Exploration or Hostile Takeover? Both?

I would argue it’s not a bad thing — but while it led to something most of us see as a good thing, many of the implications of that good thing were bad things for other people. If we refuse to recognize that, we’re only furthering the divide in our country.

Why the divide?

I think we want all want to be judged in the future based on where we’re at in the context of our greater society today, not as it is later.

When I was a kid I didn’t understand or agree with a lot of what my parents did when it came to parenting, but I assumed they were generally right about the world at large.

As an adult with some more life experience and kids of my own I better understand a lot of their parenting, but I vehemently disagree with a lot of their conceptions of the world. But I do my best to understand that the Overton Window has moved and a lot of their thinking and reasoning comes from a time that doesn’t exist anymore. I still disagree with them, but I try to keep in mind that we’re coming at things with different preconceptions and those can be hard to let go of. I also try to remember that eventually my kids will develop their own thoughts about things and judge where I’m at and where I’ve been. I hope that they’ll look at my perspective with a level of grace if not a grain of salt.

I think this factors into our cultural battle about what we choose to celebrate today…

The History

Looking at history requires living within a tension. Our conceptions of morality and acceptable behavior have changed greatly over the past couple of decades and much more over the past few centuries between Columbus landing on Hispaniola and today. This has led to many people revisiting how to consider the legacy of some historical figures who have traditionally been revered in American society.

Columbus has been celebrated by Americans, particularly Italian-Americans, for over a century. They could see in him someone who made a big impact on the world. His explorations were an early step in developing this country we know and love today. And when Italian immigrants were first coming to America they were looked down on because their skin looked different, their features looked different, their language sounded funny and they were seen as suspect because they were Catholic. It makes sense that they would have looked to Columbus with pride. And it makes sense that all Americans would look at that early explorer, without whom we might not have this country, with pride and affection.

The Tension

But, he did terrible things. Some may have been ‘normal’ at the time and perhaps judging people by contemporary standards isn’t fair. But his atrocities are well-recorded and real and many were terrible by any definition at any time. Those have been glossed over for years, but shouldn’t be ignored.

**INFORMATION SHOWN**
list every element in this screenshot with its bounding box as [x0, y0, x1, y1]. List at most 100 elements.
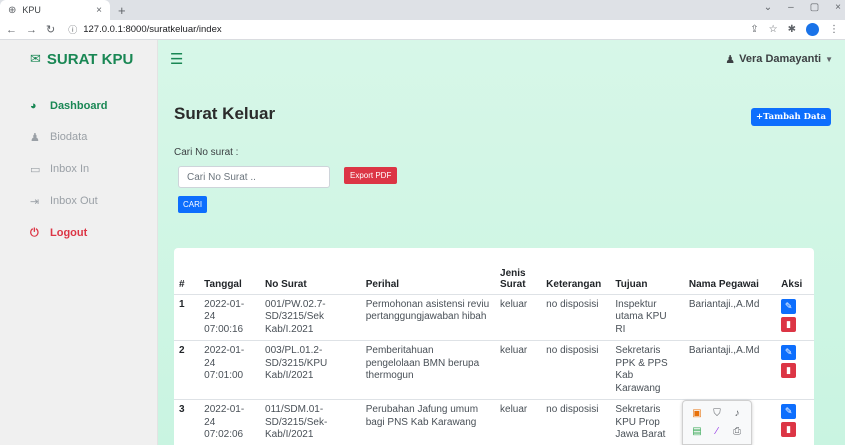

**TASK**
In the essay about Columbus, on which island does it say Columbus landed?

**ANSWER TO THIS TASK**
Hispaniola